**Figure record extracts**
◆ ◆ ◆ ◆ ◆ ◆ ◆
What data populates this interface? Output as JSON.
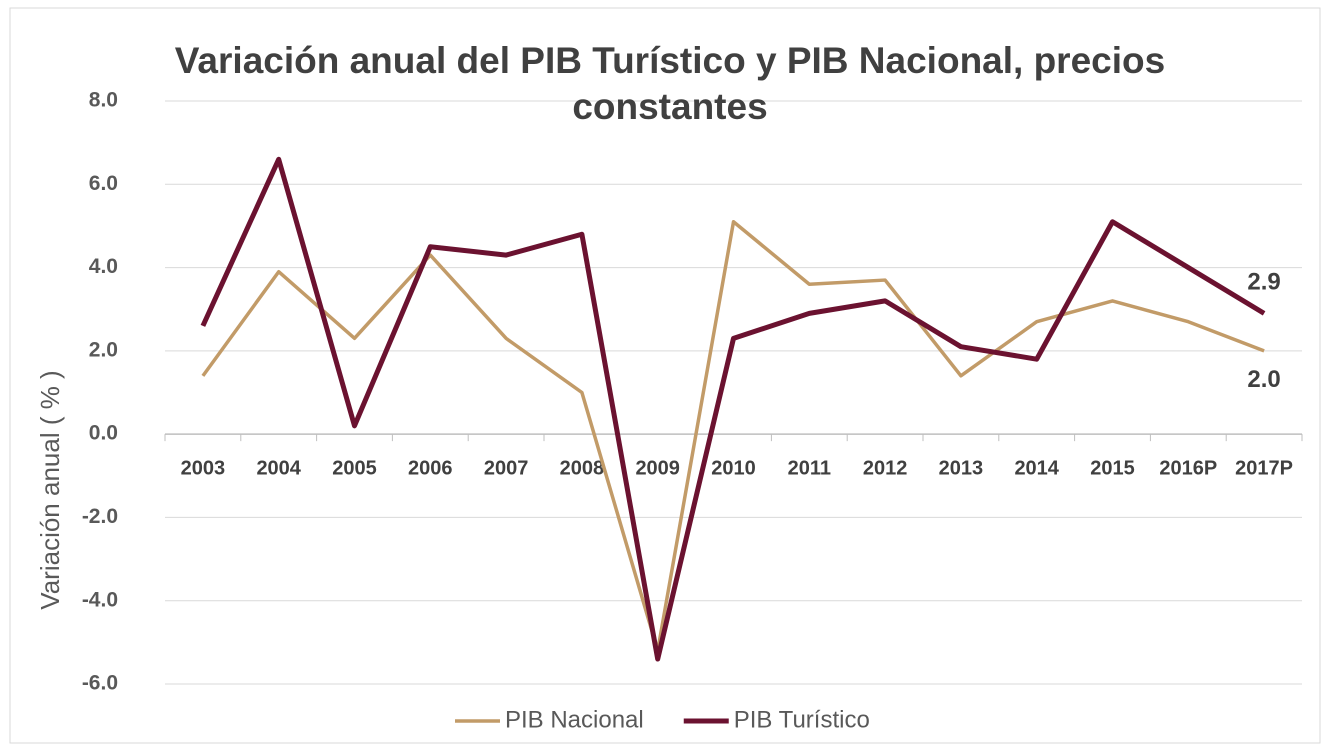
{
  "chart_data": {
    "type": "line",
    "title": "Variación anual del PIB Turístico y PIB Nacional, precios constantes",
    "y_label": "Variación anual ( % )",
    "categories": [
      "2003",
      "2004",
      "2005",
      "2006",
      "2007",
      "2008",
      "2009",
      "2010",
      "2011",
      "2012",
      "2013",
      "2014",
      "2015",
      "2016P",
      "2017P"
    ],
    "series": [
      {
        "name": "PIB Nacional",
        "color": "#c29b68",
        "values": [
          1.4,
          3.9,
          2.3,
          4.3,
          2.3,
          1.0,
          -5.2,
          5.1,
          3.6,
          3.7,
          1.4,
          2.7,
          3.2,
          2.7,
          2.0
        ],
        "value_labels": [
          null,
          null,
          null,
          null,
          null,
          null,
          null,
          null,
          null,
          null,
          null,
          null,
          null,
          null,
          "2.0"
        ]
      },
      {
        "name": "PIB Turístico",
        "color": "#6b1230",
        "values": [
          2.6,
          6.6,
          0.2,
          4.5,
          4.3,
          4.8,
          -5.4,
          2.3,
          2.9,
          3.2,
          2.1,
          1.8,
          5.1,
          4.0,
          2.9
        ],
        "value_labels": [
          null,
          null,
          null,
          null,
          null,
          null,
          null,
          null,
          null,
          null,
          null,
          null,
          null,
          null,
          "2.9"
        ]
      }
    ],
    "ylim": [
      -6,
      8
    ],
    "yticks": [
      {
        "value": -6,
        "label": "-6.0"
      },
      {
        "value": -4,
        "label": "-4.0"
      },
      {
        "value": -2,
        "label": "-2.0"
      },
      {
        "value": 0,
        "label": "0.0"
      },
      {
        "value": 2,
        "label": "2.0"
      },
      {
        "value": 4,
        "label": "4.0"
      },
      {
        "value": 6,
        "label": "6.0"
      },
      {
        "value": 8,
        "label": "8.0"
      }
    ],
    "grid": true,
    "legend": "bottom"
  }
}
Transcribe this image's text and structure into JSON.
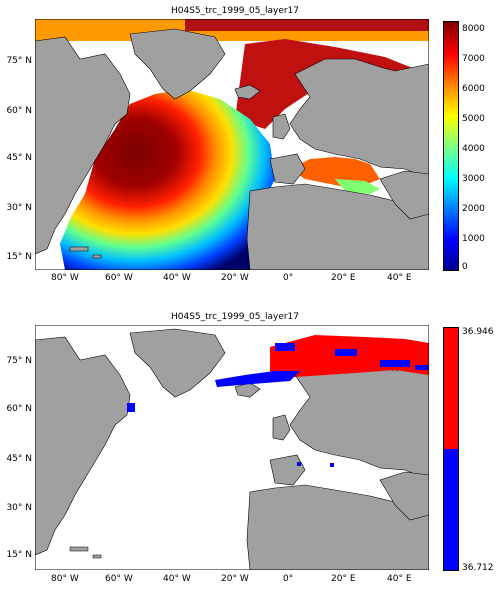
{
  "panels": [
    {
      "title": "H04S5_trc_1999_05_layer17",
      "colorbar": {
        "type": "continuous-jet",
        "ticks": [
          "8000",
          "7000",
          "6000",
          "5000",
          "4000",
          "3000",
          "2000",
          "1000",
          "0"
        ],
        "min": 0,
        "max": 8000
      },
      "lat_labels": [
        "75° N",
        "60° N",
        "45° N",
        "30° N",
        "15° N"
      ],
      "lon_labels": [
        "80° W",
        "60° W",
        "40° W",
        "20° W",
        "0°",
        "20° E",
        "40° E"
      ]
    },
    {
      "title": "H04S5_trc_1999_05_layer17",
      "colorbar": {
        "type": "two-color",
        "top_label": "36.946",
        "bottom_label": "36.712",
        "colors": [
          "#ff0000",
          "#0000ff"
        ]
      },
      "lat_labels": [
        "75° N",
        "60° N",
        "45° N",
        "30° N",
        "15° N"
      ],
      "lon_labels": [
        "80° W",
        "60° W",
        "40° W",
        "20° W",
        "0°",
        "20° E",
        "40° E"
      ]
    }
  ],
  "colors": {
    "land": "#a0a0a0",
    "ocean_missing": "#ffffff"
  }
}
◆ ◆ ◆ ◆ ◆ ◆ ◆
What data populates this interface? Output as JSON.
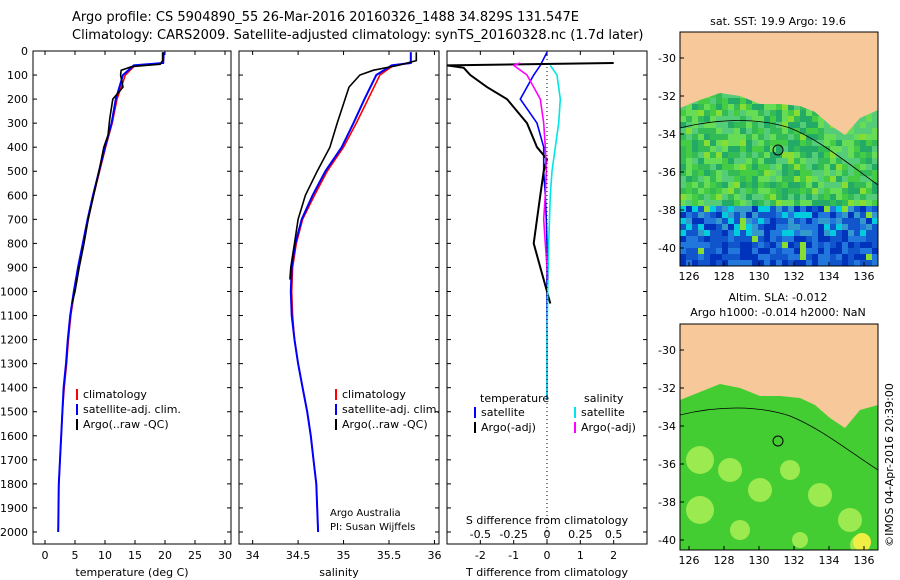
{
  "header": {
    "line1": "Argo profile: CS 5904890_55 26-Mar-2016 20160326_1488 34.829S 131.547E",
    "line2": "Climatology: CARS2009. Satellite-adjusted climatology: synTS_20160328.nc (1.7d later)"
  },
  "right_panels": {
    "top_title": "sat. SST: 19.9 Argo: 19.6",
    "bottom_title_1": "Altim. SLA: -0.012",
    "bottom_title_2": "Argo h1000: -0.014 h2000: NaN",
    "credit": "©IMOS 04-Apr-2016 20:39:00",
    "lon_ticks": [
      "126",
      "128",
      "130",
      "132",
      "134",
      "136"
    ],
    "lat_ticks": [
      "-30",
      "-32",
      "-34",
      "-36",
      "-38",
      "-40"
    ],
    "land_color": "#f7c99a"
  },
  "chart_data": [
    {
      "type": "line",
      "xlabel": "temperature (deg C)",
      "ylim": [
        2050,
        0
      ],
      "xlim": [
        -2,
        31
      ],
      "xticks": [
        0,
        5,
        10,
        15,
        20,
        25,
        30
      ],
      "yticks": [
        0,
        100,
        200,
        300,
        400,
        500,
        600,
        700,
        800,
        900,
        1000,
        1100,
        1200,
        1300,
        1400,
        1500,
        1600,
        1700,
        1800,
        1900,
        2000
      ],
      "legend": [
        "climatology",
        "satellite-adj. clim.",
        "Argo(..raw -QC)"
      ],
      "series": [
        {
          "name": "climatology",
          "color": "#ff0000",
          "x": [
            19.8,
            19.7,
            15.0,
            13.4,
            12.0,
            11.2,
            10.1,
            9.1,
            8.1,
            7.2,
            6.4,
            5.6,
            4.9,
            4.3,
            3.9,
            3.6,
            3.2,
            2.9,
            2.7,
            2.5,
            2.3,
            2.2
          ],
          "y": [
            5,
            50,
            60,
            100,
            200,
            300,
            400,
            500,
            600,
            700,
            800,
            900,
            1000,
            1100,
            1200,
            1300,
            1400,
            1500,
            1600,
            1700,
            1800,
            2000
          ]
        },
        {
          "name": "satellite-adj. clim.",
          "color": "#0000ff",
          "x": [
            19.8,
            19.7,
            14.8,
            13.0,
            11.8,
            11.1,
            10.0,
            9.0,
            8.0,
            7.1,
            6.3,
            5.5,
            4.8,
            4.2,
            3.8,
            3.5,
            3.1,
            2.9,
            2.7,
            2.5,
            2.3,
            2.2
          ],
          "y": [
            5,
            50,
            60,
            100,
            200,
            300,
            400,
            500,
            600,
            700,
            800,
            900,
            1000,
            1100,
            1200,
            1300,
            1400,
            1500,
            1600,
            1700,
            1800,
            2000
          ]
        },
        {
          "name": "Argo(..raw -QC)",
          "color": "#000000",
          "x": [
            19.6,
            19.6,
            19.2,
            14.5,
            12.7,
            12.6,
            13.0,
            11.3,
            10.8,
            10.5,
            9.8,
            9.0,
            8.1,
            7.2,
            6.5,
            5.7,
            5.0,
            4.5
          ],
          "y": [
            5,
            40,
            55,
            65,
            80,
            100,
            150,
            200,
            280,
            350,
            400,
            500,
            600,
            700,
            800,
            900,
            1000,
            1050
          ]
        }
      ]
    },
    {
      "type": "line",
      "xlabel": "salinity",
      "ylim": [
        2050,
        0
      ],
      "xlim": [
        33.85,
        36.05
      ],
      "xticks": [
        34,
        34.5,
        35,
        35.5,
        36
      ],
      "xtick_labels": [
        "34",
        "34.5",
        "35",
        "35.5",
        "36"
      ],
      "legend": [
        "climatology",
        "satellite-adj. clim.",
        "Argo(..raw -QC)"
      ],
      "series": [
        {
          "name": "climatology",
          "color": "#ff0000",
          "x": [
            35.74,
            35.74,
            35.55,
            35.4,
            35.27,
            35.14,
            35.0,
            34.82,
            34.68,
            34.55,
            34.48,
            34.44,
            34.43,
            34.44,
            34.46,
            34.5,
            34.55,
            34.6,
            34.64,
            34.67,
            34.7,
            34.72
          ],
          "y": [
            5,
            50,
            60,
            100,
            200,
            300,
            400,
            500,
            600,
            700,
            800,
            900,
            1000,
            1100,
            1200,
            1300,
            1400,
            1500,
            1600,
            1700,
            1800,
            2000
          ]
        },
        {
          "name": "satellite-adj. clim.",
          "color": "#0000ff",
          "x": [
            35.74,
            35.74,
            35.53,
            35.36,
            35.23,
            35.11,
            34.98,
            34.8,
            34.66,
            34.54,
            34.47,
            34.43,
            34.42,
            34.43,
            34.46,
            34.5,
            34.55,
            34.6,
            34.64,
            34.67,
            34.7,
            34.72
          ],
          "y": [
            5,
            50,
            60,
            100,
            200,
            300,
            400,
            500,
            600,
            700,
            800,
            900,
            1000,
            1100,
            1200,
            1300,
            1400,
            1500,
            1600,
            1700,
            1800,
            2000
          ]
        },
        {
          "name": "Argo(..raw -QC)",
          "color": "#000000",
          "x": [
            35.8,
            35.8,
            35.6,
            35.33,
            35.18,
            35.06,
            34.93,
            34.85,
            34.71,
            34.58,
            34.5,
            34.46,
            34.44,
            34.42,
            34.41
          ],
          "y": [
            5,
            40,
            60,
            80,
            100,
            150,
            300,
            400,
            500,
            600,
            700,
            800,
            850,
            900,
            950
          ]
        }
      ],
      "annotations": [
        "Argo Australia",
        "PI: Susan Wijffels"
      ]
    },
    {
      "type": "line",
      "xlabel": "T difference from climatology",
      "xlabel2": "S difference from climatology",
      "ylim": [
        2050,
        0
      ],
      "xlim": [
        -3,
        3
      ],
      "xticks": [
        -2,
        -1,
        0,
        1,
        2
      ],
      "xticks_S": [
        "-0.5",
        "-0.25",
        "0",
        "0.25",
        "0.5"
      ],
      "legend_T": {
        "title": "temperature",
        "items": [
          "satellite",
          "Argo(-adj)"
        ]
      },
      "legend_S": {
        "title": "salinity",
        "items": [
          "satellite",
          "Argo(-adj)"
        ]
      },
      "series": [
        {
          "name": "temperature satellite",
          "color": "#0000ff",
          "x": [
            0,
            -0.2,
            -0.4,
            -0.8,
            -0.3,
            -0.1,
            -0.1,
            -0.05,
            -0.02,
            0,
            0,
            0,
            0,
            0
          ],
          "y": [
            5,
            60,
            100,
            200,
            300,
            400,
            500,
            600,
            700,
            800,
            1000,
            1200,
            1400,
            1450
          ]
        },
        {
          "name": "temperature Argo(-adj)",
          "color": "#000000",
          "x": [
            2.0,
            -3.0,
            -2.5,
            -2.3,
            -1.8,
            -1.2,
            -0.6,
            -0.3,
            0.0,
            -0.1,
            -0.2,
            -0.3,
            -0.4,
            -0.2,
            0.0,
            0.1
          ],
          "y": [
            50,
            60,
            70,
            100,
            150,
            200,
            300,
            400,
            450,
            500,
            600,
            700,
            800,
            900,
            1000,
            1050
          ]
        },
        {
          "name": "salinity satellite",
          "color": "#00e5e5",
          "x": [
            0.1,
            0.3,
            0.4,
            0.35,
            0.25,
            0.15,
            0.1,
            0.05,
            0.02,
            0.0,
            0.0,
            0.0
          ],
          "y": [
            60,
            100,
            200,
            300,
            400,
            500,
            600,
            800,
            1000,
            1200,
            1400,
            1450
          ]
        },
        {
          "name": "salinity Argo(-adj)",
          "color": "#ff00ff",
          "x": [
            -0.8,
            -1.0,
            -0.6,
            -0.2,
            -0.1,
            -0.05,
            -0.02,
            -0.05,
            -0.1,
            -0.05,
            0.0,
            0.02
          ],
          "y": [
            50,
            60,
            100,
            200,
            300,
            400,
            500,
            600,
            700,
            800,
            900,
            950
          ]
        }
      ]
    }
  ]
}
◆ ◆ ◆ ◆ ◆ ◆ ◆
**EXERCISE AIM**
Find the word "anual" and list each line it appears in.

**RIGHT ANSWER**
    "title": "Variación anual del PIB Turístico y PIB Nacional, precios constantes",
    "y_label": "Variación anual ( % )",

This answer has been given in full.